#### Given exercise
Show all lines that include the string "Martin"; copy each one.

┌────────

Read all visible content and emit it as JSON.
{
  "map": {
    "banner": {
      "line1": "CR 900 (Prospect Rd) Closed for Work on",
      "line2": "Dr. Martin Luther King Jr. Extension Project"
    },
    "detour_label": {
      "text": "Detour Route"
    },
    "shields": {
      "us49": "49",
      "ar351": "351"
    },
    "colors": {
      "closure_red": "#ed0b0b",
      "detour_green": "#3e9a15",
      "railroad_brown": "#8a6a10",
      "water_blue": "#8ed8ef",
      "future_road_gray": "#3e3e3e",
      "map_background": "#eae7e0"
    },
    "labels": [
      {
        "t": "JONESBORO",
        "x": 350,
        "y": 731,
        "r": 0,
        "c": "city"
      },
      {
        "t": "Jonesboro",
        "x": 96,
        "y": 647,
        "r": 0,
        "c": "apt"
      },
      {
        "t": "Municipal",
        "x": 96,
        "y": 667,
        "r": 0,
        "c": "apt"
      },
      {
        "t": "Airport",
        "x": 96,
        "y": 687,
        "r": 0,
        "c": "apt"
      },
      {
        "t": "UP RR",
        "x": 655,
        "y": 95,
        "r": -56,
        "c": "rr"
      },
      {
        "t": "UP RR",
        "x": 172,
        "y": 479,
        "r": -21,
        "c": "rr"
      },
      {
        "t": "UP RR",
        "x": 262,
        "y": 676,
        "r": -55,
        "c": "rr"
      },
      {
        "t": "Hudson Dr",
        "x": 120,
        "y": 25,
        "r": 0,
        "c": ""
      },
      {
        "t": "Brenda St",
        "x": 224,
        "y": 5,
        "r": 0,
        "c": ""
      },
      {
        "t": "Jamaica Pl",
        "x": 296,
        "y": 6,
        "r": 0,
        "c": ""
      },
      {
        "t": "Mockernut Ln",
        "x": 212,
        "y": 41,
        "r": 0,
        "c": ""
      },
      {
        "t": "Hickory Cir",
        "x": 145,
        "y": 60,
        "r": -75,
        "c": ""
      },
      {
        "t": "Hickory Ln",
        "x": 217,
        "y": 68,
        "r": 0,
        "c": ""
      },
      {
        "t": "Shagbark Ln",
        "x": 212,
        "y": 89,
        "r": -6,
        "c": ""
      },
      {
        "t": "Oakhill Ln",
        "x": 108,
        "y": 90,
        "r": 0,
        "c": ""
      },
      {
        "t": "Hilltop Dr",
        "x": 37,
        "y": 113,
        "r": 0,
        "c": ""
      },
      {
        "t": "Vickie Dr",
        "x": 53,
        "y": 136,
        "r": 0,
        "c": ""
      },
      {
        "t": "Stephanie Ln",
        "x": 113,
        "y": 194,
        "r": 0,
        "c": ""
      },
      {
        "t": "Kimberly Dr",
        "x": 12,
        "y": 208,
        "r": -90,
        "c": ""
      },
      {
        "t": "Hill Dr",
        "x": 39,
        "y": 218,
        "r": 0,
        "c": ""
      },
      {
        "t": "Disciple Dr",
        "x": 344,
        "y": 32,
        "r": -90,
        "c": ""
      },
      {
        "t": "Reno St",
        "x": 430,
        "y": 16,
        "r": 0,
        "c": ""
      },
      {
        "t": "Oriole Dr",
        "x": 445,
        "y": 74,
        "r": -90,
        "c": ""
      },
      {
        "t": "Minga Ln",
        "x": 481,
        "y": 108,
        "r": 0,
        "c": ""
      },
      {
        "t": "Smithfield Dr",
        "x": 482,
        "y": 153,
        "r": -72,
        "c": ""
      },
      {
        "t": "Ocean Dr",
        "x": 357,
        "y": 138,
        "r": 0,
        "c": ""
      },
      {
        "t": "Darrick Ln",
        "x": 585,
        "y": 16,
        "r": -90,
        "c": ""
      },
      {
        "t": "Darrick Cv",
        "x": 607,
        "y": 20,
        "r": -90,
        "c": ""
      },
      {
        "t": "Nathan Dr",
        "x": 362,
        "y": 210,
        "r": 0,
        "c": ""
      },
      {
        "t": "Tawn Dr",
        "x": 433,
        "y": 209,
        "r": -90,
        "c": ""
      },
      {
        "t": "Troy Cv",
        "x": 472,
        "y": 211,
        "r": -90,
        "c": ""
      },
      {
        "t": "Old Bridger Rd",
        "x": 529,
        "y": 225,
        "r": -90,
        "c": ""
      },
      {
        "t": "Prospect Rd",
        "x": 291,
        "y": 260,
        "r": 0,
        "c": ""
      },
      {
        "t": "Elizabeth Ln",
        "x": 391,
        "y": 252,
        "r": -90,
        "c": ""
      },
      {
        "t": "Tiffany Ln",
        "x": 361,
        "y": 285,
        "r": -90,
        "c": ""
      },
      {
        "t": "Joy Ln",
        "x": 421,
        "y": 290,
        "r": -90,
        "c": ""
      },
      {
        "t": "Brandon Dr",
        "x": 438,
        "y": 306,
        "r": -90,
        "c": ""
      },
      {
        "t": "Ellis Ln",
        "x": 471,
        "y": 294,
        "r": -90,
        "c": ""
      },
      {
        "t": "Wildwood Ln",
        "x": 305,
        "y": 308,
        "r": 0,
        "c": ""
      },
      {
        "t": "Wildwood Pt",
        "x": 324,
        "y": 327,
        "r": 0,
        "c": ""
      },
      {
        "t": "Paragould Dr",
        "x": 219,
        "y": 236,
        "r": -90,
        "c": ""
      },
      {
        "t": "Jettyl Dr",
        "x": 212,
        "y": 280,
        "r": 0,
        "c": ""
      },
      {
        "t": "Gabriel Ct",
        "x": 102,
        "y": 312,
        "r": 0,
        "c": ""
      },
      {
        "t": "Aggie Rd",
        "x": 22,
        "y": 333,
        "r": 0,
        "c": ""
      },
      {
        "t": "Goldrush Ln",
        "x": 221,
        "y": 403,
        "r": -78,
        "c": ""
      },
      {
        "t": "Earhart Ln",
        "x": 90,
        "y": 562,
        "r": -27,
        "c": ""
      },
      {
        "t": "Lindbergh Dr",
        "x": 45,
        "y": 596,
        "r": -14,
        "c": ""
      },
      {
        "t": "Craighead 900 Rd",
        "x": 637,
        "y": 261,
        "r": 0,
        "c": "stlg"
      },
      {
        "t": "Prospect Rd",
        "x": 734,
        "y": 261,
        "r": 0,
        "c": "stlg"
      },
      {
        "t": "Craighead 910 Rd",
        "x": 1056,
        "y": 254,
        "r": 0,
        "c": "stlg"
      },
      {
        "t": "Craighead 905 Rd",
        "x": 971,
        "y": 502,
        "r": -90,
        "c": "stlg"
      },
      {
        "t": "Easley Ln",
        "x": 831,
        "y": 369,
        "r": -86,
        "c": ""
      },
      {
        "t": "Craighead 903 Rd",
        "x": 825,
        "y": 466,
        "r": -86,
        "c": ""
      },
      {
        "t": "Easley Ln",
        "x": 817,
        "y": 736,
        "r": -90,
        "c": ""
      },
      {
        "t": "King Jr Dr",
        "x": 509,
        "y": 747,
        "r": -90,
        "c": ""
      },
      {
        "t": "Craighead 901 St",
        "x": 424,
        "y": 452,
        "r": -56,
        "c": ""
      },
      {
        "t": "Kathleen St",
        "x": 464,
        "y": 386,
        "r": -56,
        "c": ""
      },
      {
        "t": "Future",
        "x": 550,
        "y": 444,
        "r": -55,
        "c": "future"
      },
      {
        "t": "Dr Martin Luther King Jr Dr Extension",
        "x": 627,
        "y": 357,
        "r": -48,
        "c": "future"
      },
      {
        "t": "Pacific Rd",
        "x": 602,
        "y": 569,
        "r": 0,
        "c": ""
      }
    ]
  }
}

└────────

#### Exercise output
      "line2": "Dr. Martin Luther King Jr. Extension Project"
        "t": "Dr Martin Luther King Jr Dr Extension",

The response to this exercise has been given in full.